— Exercise aim —
Find every line with the string "range" in it, count them, and reply with that count only.

═════ Supplied information ═════

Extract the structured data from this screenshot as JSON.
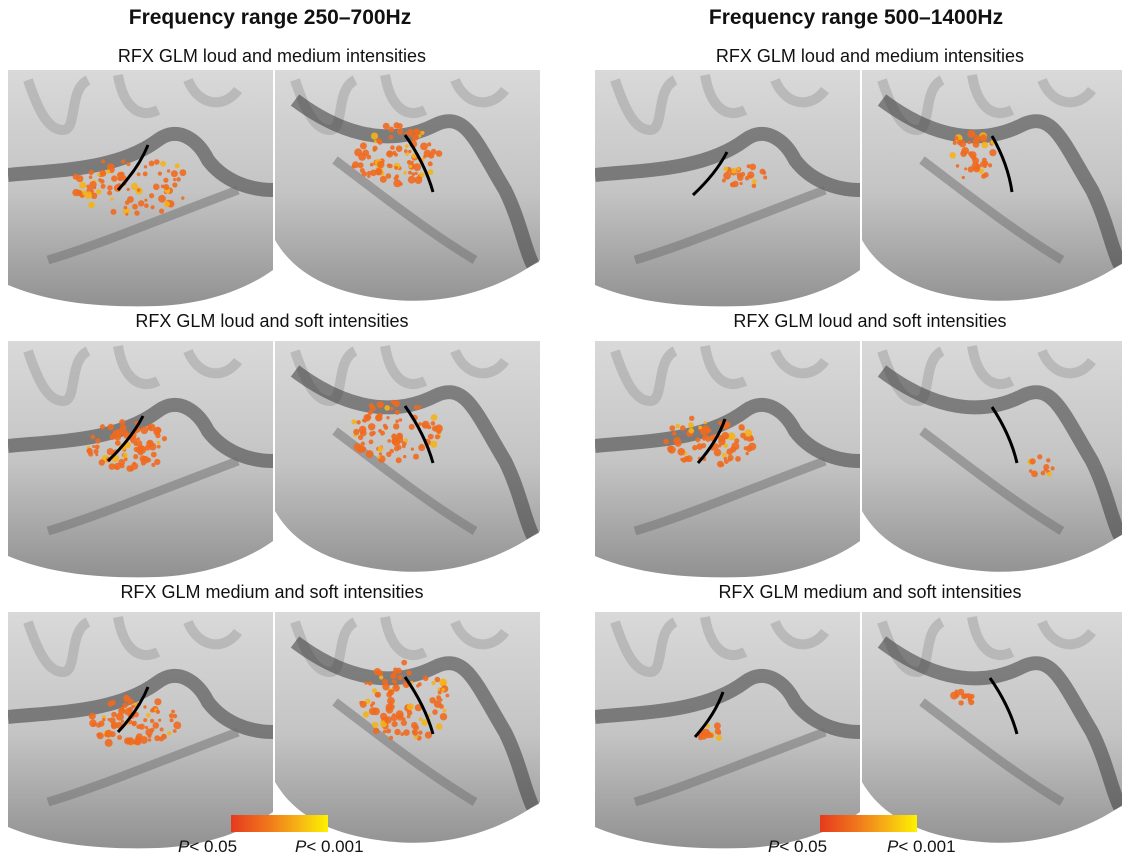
{
  "columns": [
    {
      "title": "Frequency range 250–700Hz",
      "rows": [
        {
          "title": "RFX GLM loud and medium intensities"
        },
        {
          "title": "RFX GLM loud and  soft intensities"
        },
        {
          "title": "RFX GLM medium and soft intensities"
        }
      ],
      "legend": {
        "p_symbol": "P",
        "low": "< 0.05",
        "high": "< 0.001"
      }
    },
    {
      "title": "Frequency range 500–1400Hz",
      "rows": [
        {
          "title": "RFX GLM loud and medium intensities"
        },
        {
          "title": "RFX GLM loud and  soft intensities"
        },
        {
          "title": "RFX GLM medium and  soft intensities"
        }
      ],
      "legend": {
        "p_symbol": "P",
        "low": "< 0.05",
        "high": "< 0.001"
      }
    }
  ],
  "colors": {
    "colorbar_low": "#e63a1e",
    "colorbar_high": "#fdf200",
    "activation": "#ef6a1f",
    "sulcus_line": "#000000"
  }
}
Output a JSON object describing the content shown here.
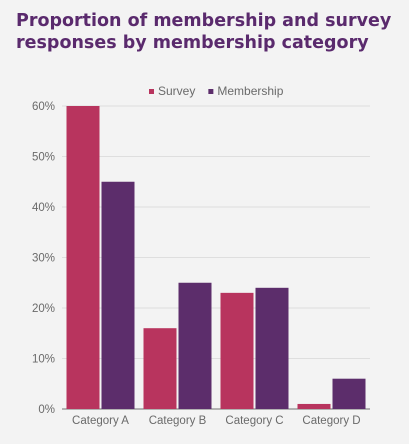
{
  "chart_data": {
    "type": "bar",
    "title": "Proportion of membership and survey responses by membership category",
    "categories": [
      "Category A",
      "Category B",
      "Category C",
      "Category D"
    ],
    "series": [
      {
        "name": "Survey",
        "values": [
          60,
          16,
          23,
          1
        ],
        "color": "#b8345e"
      },
      {
        "name": "Membership",
        "values": [
          45,
          25,
          24,
          6
        ],
        "color": "#5c2d6b"
      }
    ],
    "ylim": [
      0,
      60
    ],
    "yticks": [
      0,
      10,
      20,
      30,
      40,
      50,
      60
    ],
    "ytick_format": "{v}%",
    "grid": true,
    "legend_position": "top-right",
    "xlabel": "",
    "ylabel": ""
  }
}
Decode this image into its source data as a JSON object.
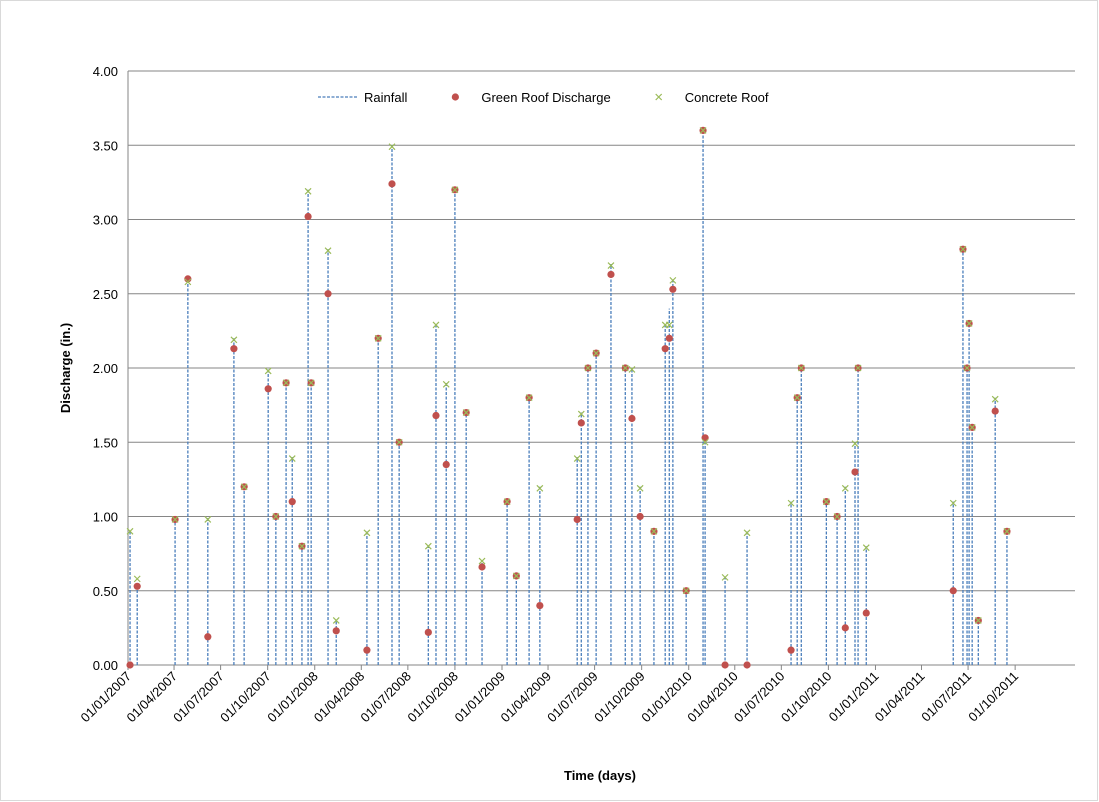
{
  "chart_data": {
    "type": "line",
    "y_label": "Discharge (in.)",
    "x_label": "Time (days)",
    "x": [
      "05/01/2007",
      "19/01/2007",
      "03/04/2007",
      "28/04/2007",
      "06/06/2007",
      "27/07/2007",
      "16/08/2007",
      "02/10/2007",
      "17/10/2007",
      "06/11/2007",
      "18/11/2007",
      "07/12/2007",
      "19/12/2007",
      "25/12/2007",
      "27/01/2008",
      "12/02/2008",
      "12/04/2008",
      "04/05/2008",
      "31/05/2008",
      "14/06/2008",
      "10/08/2008",
      "25/08/2008",
      "14/09/2008",
      "01/10/2008",
      "23/10/2008",
      "23/11/2008",
      "11/01/2009",
      "29/01/2009",
      "23/02/2009",
      "16/03/2009",
      "28/05/2009",
      "05/06/2009",
      "18/06/2009",
      "04/07/2009",
      "02/08/2009",
      "30/08/2009",
      "12/09/2009",
      "28/09/2009",
      "25/10/2009",
      "16/11/2009",
      "24/11/2009",
      "01/12/2009",
      "27/12/2009",
      "29/01/2010",
      "02/02/2010",
      "13/03/2010",
      "25/04/2010",
      "20/07/2010",
      "01/08/2010",
      "09/08/2010",
      "27/09/2010",
      "18/10/2010",
      "03/11/2010",
      "22/11/2010",
      "28/11/2010",
      "14/12/2010",
      "02/06/2011",
      "21/06/2011",
      "29/06/2011",
      "03/07/2011",
      "09/07/2011",
      "21/07/2011",
      "23/08/2011",
      "15/09/2011"
    ],
    "series": [
      {
        "name": "Rainfall",
        "color": "#4a7ebb",
        "values": [
          0.9,
          0.55,
          1.0,
          2.6,
          1.0,
          2.2,
          1.2,
          2.0,
          1.0,
          1.9,
          1.4,
          0.8,
          3.2,
          1.9,
          2.8,
          0.3,
          0.9,
          2.2,
          3.5,
          1.5,
          0.8,
          2.3,
          1.9,
          3.2,
          1.7,
          0.7,
          1.1,
          0.6,
          1.8,
          1.2,
          1.4,
          1.7,
          2.0,
          2.1,
          2.7,
          2.0,
          2.0,
          1.2,
          0.9,
          2.3,
          2.4,
          2.6,
          0.5,
          3.6,
          1.5,
          0.6,
          0.9,
          1.1,
          1.8,
          2.0,
          1.1,
          1.0,
          1.2,
          1.5,
          2.0,
          0.8,
          1.1,
          2.8,
          2.0,
          2.3,
          1.6,
          0.3,
          1.8,
          0.9
        ]
      },
      {
        "name": "Green Roof Discharge",
        "color": "#c0504d",
        "values": [
          0,
          0.53,
          0.98,
          2.6,
          0.19,
          2.13,
          1.2,
          1.86,
          1.0,
          1.9,
          1.1,
          0.8,
          3.02,
          1.9,
          2.5,
          0.23,
          0.1,
          2.2,
          3.24,
          1.5,
          0.22,
          1.68,
          1.35,
          3.2,
          1.7,
          0.66,
          1.1,
          0.6,
          1.8,
          0.4,
          0.98,
          1.63,
          2.0,
          2.1,
          2.63,
          2.0,
          1.66,
          1.0,
          0.9,
          2.13,
          2.2,
          2.53,
          0.5,
          3.6,
          1.53,
          0,
          0,
          0.1,
          1.8,
          2.0,
          1.1,
          1.0,
          0.25,
          1.3,
          2.0,
          0.35,
          0.5,
          2.8,
          2.0,
          2.3,
          1.6,
          0.3,
          1.71,
          0.9
        ]
      },
      {
        "name": "Concrete Roof",
        "color": "#9bbb59",
        "values": [
          0.9,
          0.58,
          0.98,
          2.58,
          0.98,
          2.19,
          1.2,
          1.98,
          1.0,
          1.9,
          1.39,
          0.8,
          3.19,
          1.9,
          2.79,
          0.3,
          0.89,
          2.2,
          3.49,
          1.5,
          0.8,
          2.29,
          1.89,
          3.2,
          1.7,
          0.7,
          1.1,
          0.6,
          1.8,
          1.19,
          1.39,
          1.69,
          2.0,
          2.1,
          2.69,
          2.0,
          1.99,
          1.19,
          0.9,
          2.29,
          2.29,
          2.59,
          0.5,
          3.6,
          1.5,
          0.59,
          0.89,
          1.09,
          1.8,
          2.0,
          1.1,
          1.0,
          1.19,
          1.49,
          2.0,
          0.79,
          1.09,
          2.8,
          2.0,
          2.3,
          1.6,
          0.3,
          1.79,
          0.9
        ]
      }
    ],
    "xlim": [
      "01/01/2007",
      "26/01/2012"
    ],
    "xticks": [
      "01/01/2007",
      "01/04/2007",
      "01/07/2007",
      "01/10/2007",
      "01/01/2008",
      "01/04/2008",
      "01/07/2008",
      "01/10/2008",
      "01/01/2009",
      "01/04/2009",
      "01/07/2009",
      "01/10/2009",
      "01/01/2010",
      "01/04/2010",
      "01/07/2010",
      "01/10/2010",
      "01/01/2011",
      "01/04/2011",
      "01/07/2011",
      "01/10/2011"
    ],
    "ylim": [
      0,
      4
    ],
    "yticks": [
      {
        "value": 0,
        "label": "0.00"
      },
      {
        "value": 0.5,
        "label": "0.50"
      },
      {
        "value": 1,
        "label": "1.00"
      },
      {
        "value": 1.5,
        "label": "1.50"
      },
      {
        "value": 2,
        "label": "2.00"
      },
      {
        "value": 2.5,
        "label": "2.50"
      },
      {
        "value": 3,
        "label": "3.00"
      },
      {
        "value": 3.5,
        "label": "3.50"
      },
      {
        "value": 4,
        "label": "4.00"
      }
    ],
    "grid": true,
    "legend": "top"
  }
}
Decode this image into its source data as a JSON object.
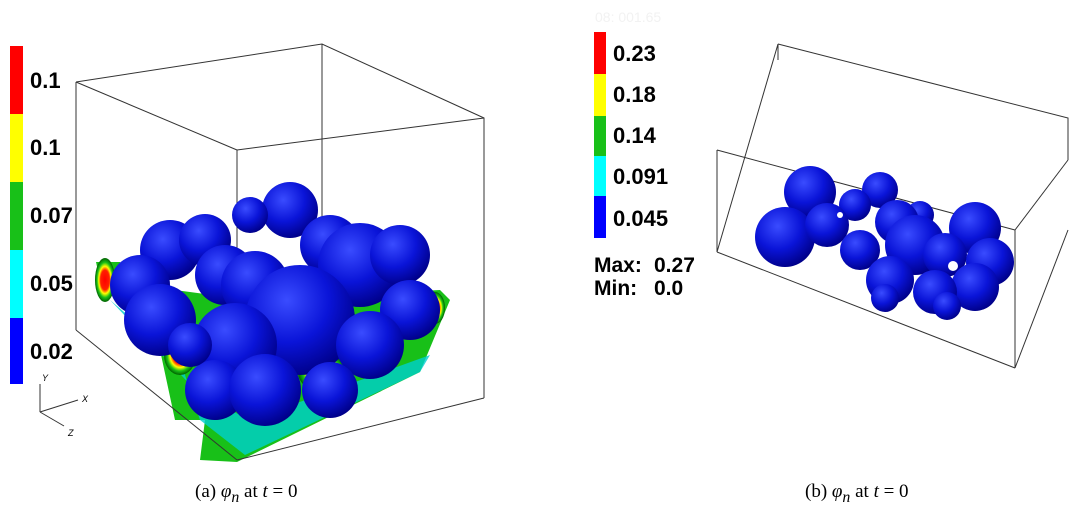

═════

— Full solution —
2